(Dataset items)
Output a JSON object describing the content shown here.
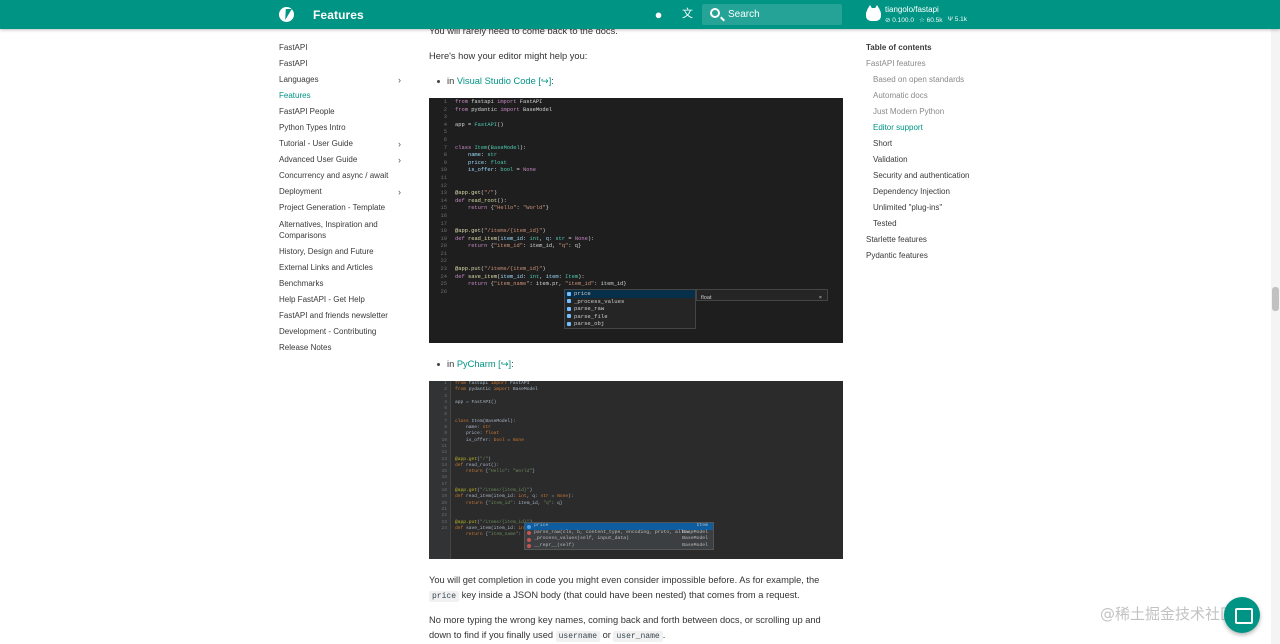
{
  "header": {
    "title": "Features",
    "search_placeholder": "Search",
    "repo_name": "tiangolo/fastapi",
    "repo_version": "0.100.0",
    "repo_stars": "60.5k",
    "repo_forks": "5.1k"
  },
  "nav": {
    "items": [
      {
        "label": "FastAPI"
      },
      {
        "label": "FastAPI"
      },
      {
        "label": "Languages"
      },
      {
        "label": "Features"
      },
      {
        "label": "FastAPI People"
      },
      {
        "label": "Python Types Intro"
      },
      {
        "label": "Tutorial - User Guide"
      },
      {
        "label": "Advanced User Guide"
      },
      {
        "label": "Concurrency and async / await"
      },
      {
        "label": "Deployment"
      },
      {
        "label": "Project Generation - Template"
      },
      {
        "label": "Alternatives, Inspiration and Comparisons"
      },
      {
        "label": "History, Design and Future"
      },
      {
        "label": "External Links and Articles"
      },
      {
        "label": "Benchmarks"
      },
      {
        "label": "Help FastAPI - Get Help"
      },
      {
        "label": "FastAPI and friends newsletter"
      },
      {
        "label": "Development - Contributing"
      },
      {
        "label": "Release Notes"
      }
    ]
  },
  "main": {
    "p_top": "You will rarely need to come back to the docs.",
    "p_editor": "Here's how your editor might help you:",
    "bullet1_prefix": "in ",
    "bullet1_link": "Visual Studio Code [↪]",
    "bullet1_suffix": ":",
    "bullet2_prefix": "in ",
    "bullet2_link": "PyCharm [↪]",
    "bullet2_suffix": ":",
    "p_completion_1": "You will get completion in code you might even consider impossible before. As for example, the",
    "code_price": "price",
    "p_completion_2": " key inside a JSON body (that could have been nested) that comes from a request.",
    "p_nomore_1": "No more typing the wrong key names, coming back and forth between docs, or scrolling up and",
    "p_nomore_2": "down to find if you finally used ",
    "code_username": "username",
    "p_nomore_or": " or ",
    "code_user_name": "user_name",
    "p_nomore_end": "."
  },
  "vscode": {
    "completions": [
      "price",
      "_process_values",
      "parse_raw",
      "parse_file",
      "parse_obj"
    ],
    "detail": "float",
    "detail_close": "×"
  },
  "pycharm": {
    "completions": [
      {
        "name": "price",
        "type": "Item"
      },
      {
        "name": "parse_raw(cls, b, content_type, encoding, proto, allow_",
        "type": "BaseModel"
      },
      {
        "name": "_process_values(self, input_data)",
        "type": "BaseModel"
      },
      {
        "name": "__repr__(self)",
        "type": "BaseModel"
      }
    ]
  },
  "toc": {
    "title": "Table of contents",
    "items": [
      {
        "label": "FastAPI features"
      },
      {
        "label": "Based on open standards"
      },
      {
        "label": "Automatic docs"
      },
      {
        "label": "Just Modern Python"
      },
      {
        "label": "Editor support"
      },
      {
        "label": "Short"
      },
      {
        "label": "Validation"
      },
      {
        "label": "Security and authentication"
      },
      {
        "label": "Dependency Injection"
      },
      {
        "label": "Unlimited \"plug-ins\""
      },
      {
        "label": "Tested"
      },
      {
        "label": "Starlette features"
      },
      {
        "label": "Pydantic features"
      }
    ]
  },
  "watermark": "@稀土掘金技术社区",
  "colors": {
    "accent": "#009485",
    "link": "#009485"
  }
}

• [Work to complete]: In the entries above, identify each line that includes the string "JSON", then copy it.

• [Expected answer]:
Output a JSON object describing the content shown here.
    "p_completion_2": " key inside a JSON body (that could have been nested) that comes from a request.",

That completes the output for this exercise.